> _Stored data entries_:
** BEGIN **
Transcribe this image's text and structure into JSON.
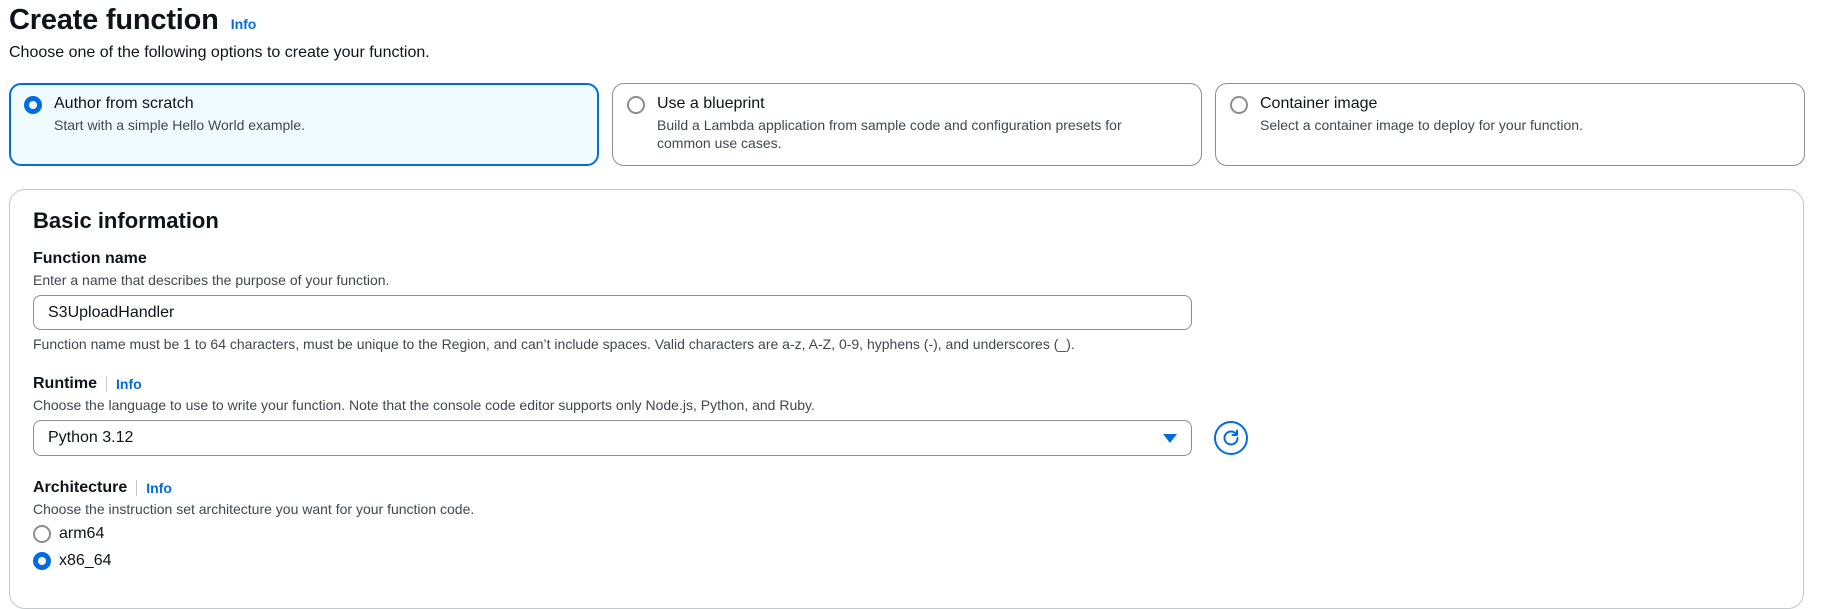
{
  "header": {
    "title": "Create function",
    "info": "Info",
    "subtitle": "Choose one of the following options to create your function."
  },
  "options": [
    {
      "title": "Author from scratch",
      "description": "Start with a simple Hello World example.",
      "selected": true
    },
    {
      "title": "Use a blueprint",
      "description": "Build a Lambda application from sample code and configuration presets for common use cases.",
      "selected": false
    },
    {
      "title": "Container image",
      "description": "Select a container image to deploy for your function.",
      "selected": false
    }
  ],
  "basic_info": {
    "heading": "Basic information",
    "function_name": {
      "label": "Function name",
      "description": "Enter a name that describes the purpose of your function.",
      "value": "S3UploadHandler",
      "constraint": "Function name must be 1 to 64 characters, must be unique to the Region, and can’t include spaces. Valid characters are a-z, A-Z, 0-9, hyphens (-), and underscores (_)."
    },
    "runtime": {
      "label": "Runtime",
      "info": "Info",
      "description": "Choose the language to use to write your function. Note that the console code editor supports only Node.js, Python, and Ruby.",
      "value": "Python 3.12"
    },
    "architecture": {
      "label": "Architecture",
      "info": "Info",
      "description": "Choose the instruction set architecture you want for your function code.",
      "options": [
        {
          "label": "arm64",
          "selected": false
        },
        {
          "label": "x86_64",
          "selected": true
        }
      ]
    }
  },
  "colors": {
    "accent": "#006ce0",
    "selected_bg": "#f0fbff",
    "text": "#0f141a",
    "secondary_text": "#424650",
    "border": "#8c8c94"
  },
  "icons": {
    "dropdown": "caret-down-icon",
    "refresh": "refresh-icon"
  }
}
** END **
> _TASK GOAL_: Tally the lines in this data that hold the word "options" and state only the count.

> _SOLUTION TO THE PROBLEM_: 3